▶ _Data rows_
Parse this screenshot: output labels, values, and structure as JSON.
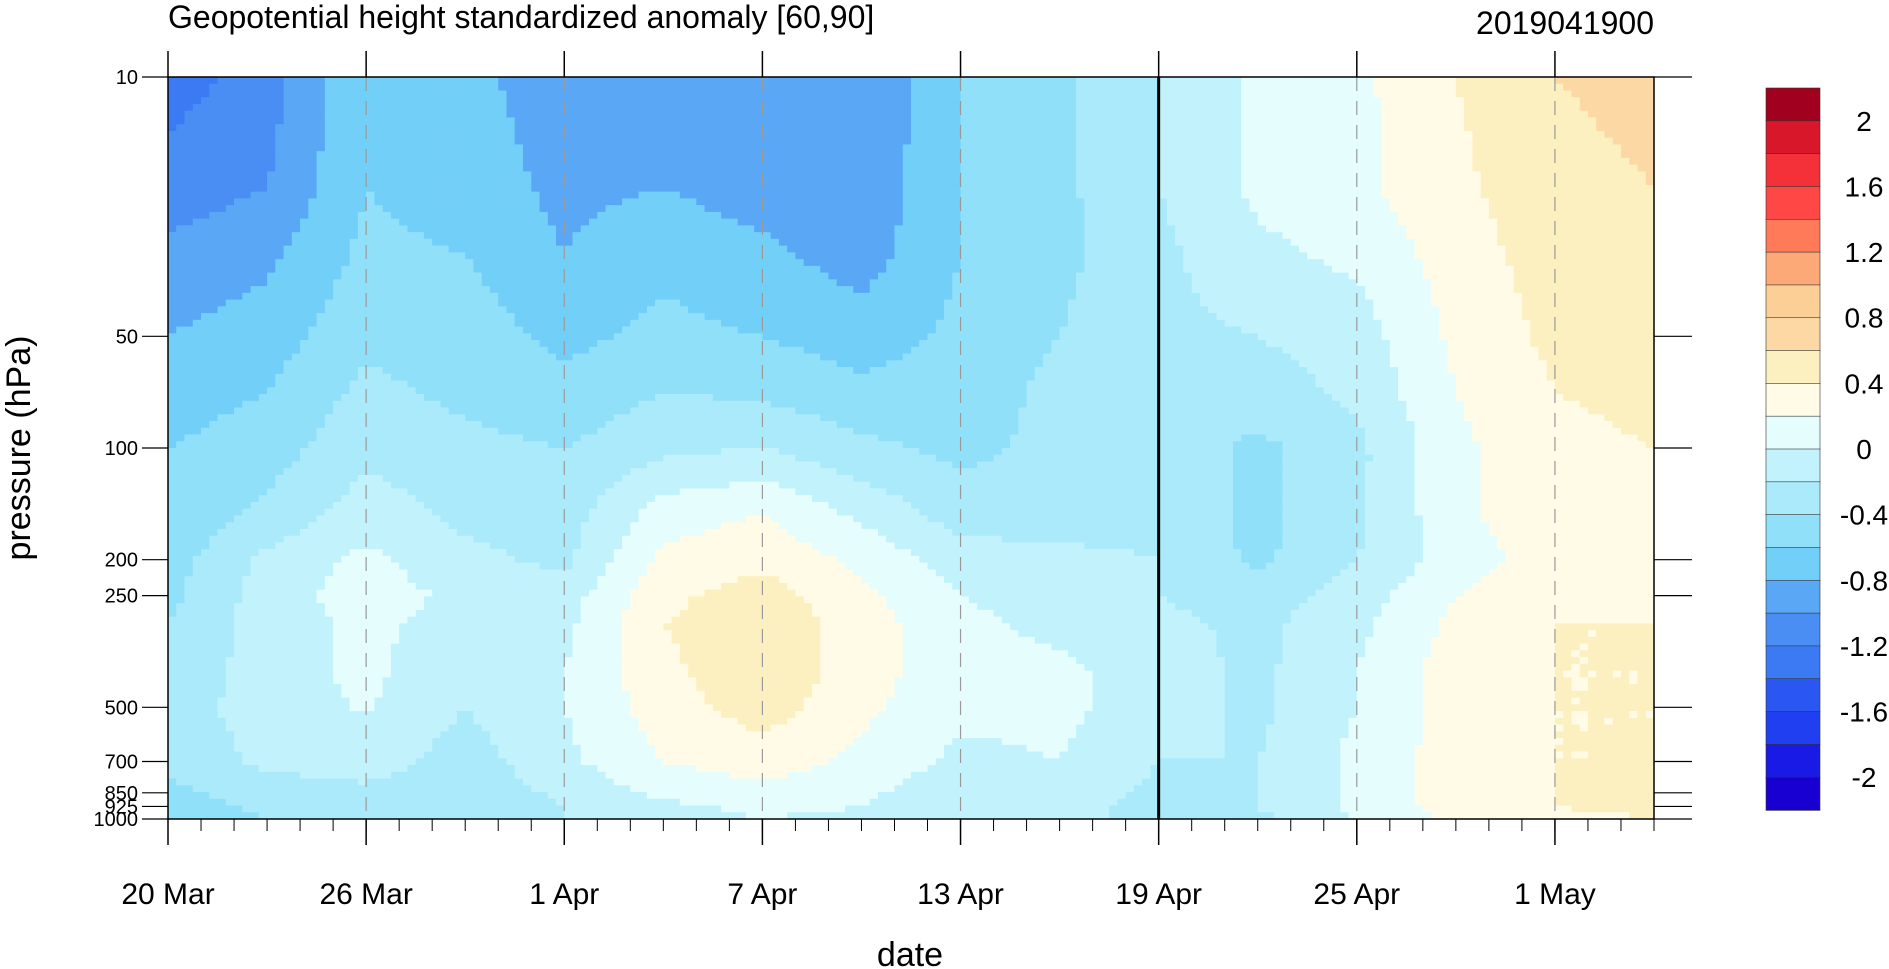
{
  "chart_data": {
    "type": "heatmap",
    "title": "Geopotential height standardized anomaly [60,90]",
    "subtitle": "2019041900",
    "xlabel": "date",
    "ylabel": "pressure (hPa)",
    "y_scale": "log",
    "y_reversed": true,
    "ylim": [
      1000,
      10
    ],
    "xlim": [
      "2019-03-20",
      "2019-05-04"
    ],
    "x_tick_labels": [
      "20 Mar",
      "26 Mar",
      "1 Apr",
      "7 Apr",
      "13 Apr",
      "19 Apr",
      "25 Apr",
      "1 May"
    ],
    "x_tick_dates": [
      "2019-03-20",
      "2019-03-26",
      "2019-04-01",
      "2019-04-07",
      "2019-04-13",
      "2019-04-19",
      "2019-04-25",
      "2019-05-01"
    ],
    "y_ticks": [
      10,
      50,
      100,
      200,
      250,
      500,
      700,
      850,
      925,
      1000
    ],
    "y_tick_labels": [
      "10",
      "50",
      "100",
      "200",
      "250",
      "500",
      "700",
      "850",
      "925",
      "1000"
    ],
    "analysis_date": "2019-04-19",
    "dashed_gridlines_x": [
      "2019-03-26",
      "2019-04-01",
      "2019-04-07",
      "2019-04-13",
      "2019-04-25",
      "2019-05-01"
    ],
    "pressure_levels": [
      10,
      20,
      30,
      50,
      70,
      100,
      150,
      200,
      250,
      300,
      400,
      500,
      700,
      850,
      925,
      1000
    ],
    "dates": [
      "2019-03-20",
      "2019-03-23",
      "2019-03-26",
      "2019-03-29",
      "2019-04-01",
      "2019-04-04",
      "2019-04-07",
      "2019-04-10",
      "2019-04-13",
      "2019-04-16",
      "2019-04-19",
      "2019-04-22",
      "2019-04-25",
      "2019-04-28",
      "2019-05-01",
      "2019-05-04"
    ],
    "values": [
      [
        -1.3,
        -1.1,
        -0.6,
        -0.75,
        -0.9,
        -0.85,
        -0.9,
        -1.0,
        -0.6,
        -0.45,
        -0.2,
        0.05,
        0.15,
        0.4,
        0.6,
        0.65
      ],
      [
        -1.1,
        -1.0,
        -0.6,
        -0.7,
        -0.85,
        -0.8,
        -0.9,
        -0.95,
        -0.6,
        -0.45,
        -0.2,
        0.05,
        0.15,
        0.35,
        0.55,
        0.6
      ],
      [
        -0.95,
        -0.85,
        -0.55,
        -0.6,
        -0.8,
        -0.65,
        -0.75,
        -0.9,
        -0.6,
        -0.45,
        -0.25,
        -0.05,
        0.05,
        0.3,
        0.5,
        0.6
      ],
      [
        -0.8,
        -0.7,
        -0.45,
        -0.5,
        -0.65,
        -0.55,
        -0.6,
        -0.7,
        -0.55,
        -0.4,
        -0.25,
        -0.2,
        -0.1,
        0.25,
        0.45,
        0.6
      ],
      [
        -0.7,
        -0.6,
        -0.35,
        -0.45,
        -0.55,
        -0.4,
        -0.45,
        -0.55,
        -0.5,
        -0.35,
        -0.25,
        -0.3,
        -0.15,
        0.2,
        0.4,
        0.45
      ],
      [
        -0.6,
        -0.5,
        -0.25,
        -0.35,
        -0.4,
        -0.25,
        -0.2,
        -0.35,
        -0.45,
        -0.35,
        -0.25,
        -0.45,
        -0.25,
        0.15,
        0.35,
        0.4
      ],
      [
        -0.55,
        -0.35,
        -0.1,
        -0.25,
        -0.3,
        0.1,
        0.2,
        -0.05,
        -0.3,
        -0.3,
        -0.25,
        -0.45,
        -0.25,
        0.15,
        0.35,
        0.4
      ],
      [
        -0.5,
        -0.15,
        0.05,
        -0.15,
        -0.25,
        0.25,
        0.35,
        0.15,
        -0.1,
        -0.15,
        -0.2,
        -0.45,
        -0.2,
        0.1,
        0.3,
        0.35
      ],
      [
        -0.45,
        -0.1,
        0.1,
        -0.05,
        -0.1,
        0.35,
        0.5,
        0.25,
        0.0,
        -0.1,
        -0.2,
        -0.3,
        -0.1,
        0.2,
        0.35,
        0.35
      ],
      [
        -0.4,
        -0.1,
        0.05,
        -0.1,
        -0.05,
        0.4,
        0.55,
        0.3,
        0.05,
        -0.05,
        -0.15,
        -0.25,
        -0.05,
        0.25,
        0.4,
        0.4
      ],
      [
        -0.35,
        -0.1,
        0.05,
        -0.15,
        0.0,
        0.35,
        0.55,
        0.3,
        0.05,
        0.05,
        -0.1,
        -0.25,
        0.0,
        0.3,
        0.4,
        0.4
      ],
      [
        -0.3,
        -0.1,
        0.02,
        -0.2,
        0.0,
        0.3,
        0.5,
        0.25,
        0.05,
        0.05,
        -0.1,
        -0.25,
        0.0,
        0.3,
        0.4,
        0.4
      ],
      [
        -0.35,
        -0.15,
        -0.1,
        -0.3,
        -0.05,
        0.2,
        0.3,
        0.15,
        -0.05,
        0.0,
        -0.2,
        -0.2,
        0.05,
        0.3,
        0.4,
        0.4
      ],
      [
        -0.45,
        -0.3,
        -0.25,
        -0.35,
        -0.15,
        0.05,
        0.15,
        0.05,
        -0.15,
        -0.1,
        -0.25,
        -0.2,
        0.05,
        0.3,
        0.4,
        0.45
      ],
      [
        -0.5,
        -0.35,
        -0.3,
        -0.4,
        -0.2,
        -0.05,
        0.05,
        0.0,
        -0.2,
        -0.15,
        -0.25,
        -0.2,
        0.05,
        0.3,
        0.4,
        0.45
      ],
      [
        -0.5,
        -0.4,
        -0.35,
        -0.4,
        -0.2,
        -0.1,
        0.0,
        -0.05,
        -0.2,
        -0.15,
        -0.25,
        -0.25,
        0.0,
        0.25,
        0.35,
        0.4
      ]
    ],
    "colorbar": {
      "levels": [
        -2.2,
        -2,
        -1.8,
        -1.6,
        -1.4,
        -1.2,
        -1,
        -0.8,
        -0.6,
        -0.4,
        -0.2,
        0,
        0.2,
        0.4,
        0.6,
        0.8,
        1,
        1.2,
        1.4,
        1.6,
        1.8,
        2,
        2.2
      ],
      "colors": [
        "#1800d0",
        "#1a1ae6",
        "#1f3ff0",
        "#2a57f2",
        "#3b7af2",
        "#4a8ef4",
        "#5aa8f5",
        "#72cff8",
        "#91e0fa",
        "#abeafb",
        "#c2f3fc",
        "#e6fdfd",
        "#fffbe6",
        "#fcf0c0",
        "#fcd9a4",
        "#fbcf96",
        "#fca877",
        "#ff7a58",
        "#ff4845",
        "#f43038",
        "#d8172b",
        "#a1001f"
      ],
      "tick_labels": [
        "2",
        "1.6",
        "1.2",
        "0.8",
        "0.4",
        "0",
        "-0.4",
        "-0.8",
        "-1.2",
        "-1.6",
        "-2"
      ]
    }
  }
}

▶ _What you will do_
In this exercise, set down all of the data exactly, without the pictures.

▶ _Task answer_
Parse this screenshot: output labels, values, and structure as JSON.
{
  "chart_data": {
    "type": "heatmap",
    "title": "Geopotential height standardized anomaly [60,90]",
    "subtitle": "2019041900",
    "xlabel": "date",
    "ylabel": "pressure (hPa)",
    "y_scale": "log",
    "y_reversed": true,
    "ylim": [
      1000,
      10
    ],
    "xlim": [
      "2019-03-20",
      "2019-05-04"
    ],
    "x_tick_labels": [
      "20 Mar",
      "26 Mar",
      "1 Apr",
      "7 Apr",
      "13 Apr",
      "19 Apr",
      "25 Apr",
      "1 May"
    ],
    "x_tick_dates": [
      "2019-03-20",
      "2019-03-26",
      "2019-04-01",
      "2019-04-07",
      "2019-04-13",
      "2019-04-19",
      "2019-04-25",
      "2019-05-01"
    ],
    "y_ticks": [
      10,
      50,
      100,
      200,
      250,
      500,
      700,
      850,
      925,
      1000
    ],
    "y_tick_labels": [
      "10",
      "50",
      "100",
      "200",
      "250",
      "500",
      "700",
      "850",
      "925",
      "1000"
    ],
    "analysis_date": "2019-04-19",
    "dashed_gridlines_x": [
      "2019-03-26",
      "2019-04-01",
      "2019-04-07",
      "2019-04-13",
      "2019-04-25",
      "2019-05-01"
    ],
    "pressure_levels": [
      10,
      20,
      30,
      50,
      70,
      100,
      150,
      200,
      250,
      300,
      400,
      500,
      700,
      850,
      925,
      1000
    ],
    "dates": [
      "2019-03-20",
      "2019-03-23",
      "2019-03-26",
      "2019-03-29",
      "2019-04-01",
      "2019-04-04",
      "2019-04-07",
      "2019-04-10",
      "2019-04-13",
      "2019-04-16",
      "2019-04-19",
      "2019-04-22",
      "2019-04-25",
      "2019-04-28",
      "2019-05-01",
      "2019-05-04"
    ],
    "values": [
      [
        -1.3,
        -1.1,
        -0.6,
        -0.75,
        -0.9,
        -0.85,
        -0.9,
        -1.0,
        -0.6,
        -0.45,
        -0.2,
        0.05,
        0.15,
        0.4,
        0.6,
        0.65
      ],
      [
        -1.1,
        -1.0,
        -0.6,
        -0.7,
        -0.85,
        -0.8,
        -0.9,
        -0.95,
        -0.6,
        -0.45,
        -0.2,
        0.05,
        0.15,
        0.35,
        0.55,
        0.6
      ],
      [
        -0.95,
        -0.85,
        -0.55,
        -0.6,
        -0.8,
        -0.65,
        -0.75,
        -0.9,
        -0.6,
        -0.45,
        -0.25,
        -0.05,
        0.05,
        0.3,
        0.5,
        0.6
      ],
      [
        -0.8,
        -0.7,
        -0.45,
        -0.5,
        -0.65,
        -0.55,
        -0.6,
        -0.7,
        -0.55,
        -0.4,
        -0.25,
        -0.2,
        -0.1,
        0.25,
        0.45,
        0.6
      ],
      [
        -0.7,
        -0.6,
        -0.35,
        -0.45,
        -0.55,
        -0.4,
        -0.45,
        -0.55,
        -0.5,
        -0.35,
        -0.25,
        -0.3,
        -0.15,
        0.2,
        0.4,
        0.45
      ],
      [
        -0.6,
        -0.5,
        -0.25,
        -0.35,
        -0.4,
        -0.25,
        -0.2,
        -0.35,
        -0.45,
        -0.35,
        -0.25,
        -0.45,
        -0.25,
        0.15,
        0.35,
        0.4
      ],
      [
        -0.55,
        -0.35,
        -0.1,
        -0.25,
        -0.3,
        0.1,
        0.2,
        -0.05,
        -0.3,
        -0.3,
        -0.25,
        -0.45,
        -0.25,
        0.15,
        0.35,
        0.4
      ],
      [
        -0.5,
        -0.15,
        0.05,
        -0.15,
        -0.25,
        0.25,
        0.35,
        0.15,
        -0.1,
        -0.15,
        -0.2,
        -0.45,
        -0.2,
        0.1,
        0.3,
        0.35
      ],
      [
        -0.45,
        -0.1,
        0.1,
        -0.05,
        -0.1,
        0.35,
        0.5,
        0.25,
        0.0,
        -0.1,
        -0.2,
        -0.3,
        -0.1,
        0.2,
        0.35,
        0.35
      ],
      [
        -0.4,
        -0.1,
        0.05,
        -0.1,
        -0.05,
        0.4,
        0.55,
        0.3,
        0.05,
        -0.05,
        -0.15,
        -0.25,
        -0.05,
        0.25,
        0.4,
        0.4
      ],
      [
        -0.35,
        -0.1,
        0.05,
        -0.15,
        0.0,
        0.35,
        0.55,
        0.3,
        0.05,
        0.05,
        -0.1,
        -0.25,
        0.0,
        0.3,
        0.4,
        0.4
      ],
      [
        -0.3,
        -0.1,
        0.02,
        -0.2,
        0.0,
        0.3,
        0.5,
        0.25,
        0.05,
        0.05,
        -0.1,
        -0.25,
        0.0,
        0.3,
        0.4,
        0.4
      ],
      [
        -0.35,
        -0.15,
        -0.1,
        -0.3,
        -0.05,
        0.2,
        0.3,
        0.15,
        -0.05,
        0.0,
        -0.2,
        -0.2,
        0.05,
        0.3,
        0.4,
        0.4
      ],
      [
        -0.45,
        -0.3,
        -0.25,
        -0.35,
        -0.15,
        0.05,
        0.15,
        0.05,
        -0.15,
        -0.1,
        -0.25,
        -0.2,
        0.05,
        0.3,
        0.4,
        0.45
      ],
      [
        -0.5,
        -0.35,
        -0.3,
        -0.4,
        -0.2,
        -0.05,
        0.05,
        0.0,
        -0.2,
        -0.15,
        -0.25,
        -0.2,
        0.05,
        0.3,
        0.4,
        0.45
      ],
      [
        -0.5,
        -0.4,
        -0.35,
        -0.4,
        -0.2,
        -0.1,
        0.0,
        -0.05,
        -0.2,
        -0.15,
        -0.25,
        -0.25,
        0.0,
        0.25,
        0.35,
        0.4
      ]
    ],
    "colorbar": {
      "levels": [
        -2.2,
        -2,
        -1.8,
        -1.6,
        -1.4,
        -1.2,
        -1,
        -0.8,
        -0.6,
        -0.4,
        -0.2,
        0,
        0.2,
        0.4,
        0.6,
        0.8,
        1,
        1.2,
        1.4,
        1.6,
        1.8,
        2,
        2.2
      ],
      "colors": [
        "#1800d0",
        "#1a1ae6",
        "#1f3ff0",
        "#2a57f2",
        "#3b7af2",
        "#4a8ef4",
        "#5aa8f5",
        "#72cff8",
        "#91e0fa",
        "#abeafb",
        "#c2f3fc",
        "#e6fdfd",
        "#fffbe6",
        "#fcf0c0",
        "#fcd9a4",
        "#fbcf96",
        "#fca877",
        "#ff7a58",
        "#ff4845",
        "#f43038",
        "#d8172b",
        "#a1001f"
      ],
      "tick_labels": [
        "2",
        "1.6",
        "1.2",
        "0.8",
        "0.4",
        "0",
        "-0.4",
        "-0.8",
        "-1.2",
        "-1.6",
        "-2"
      ]
    }
  }
}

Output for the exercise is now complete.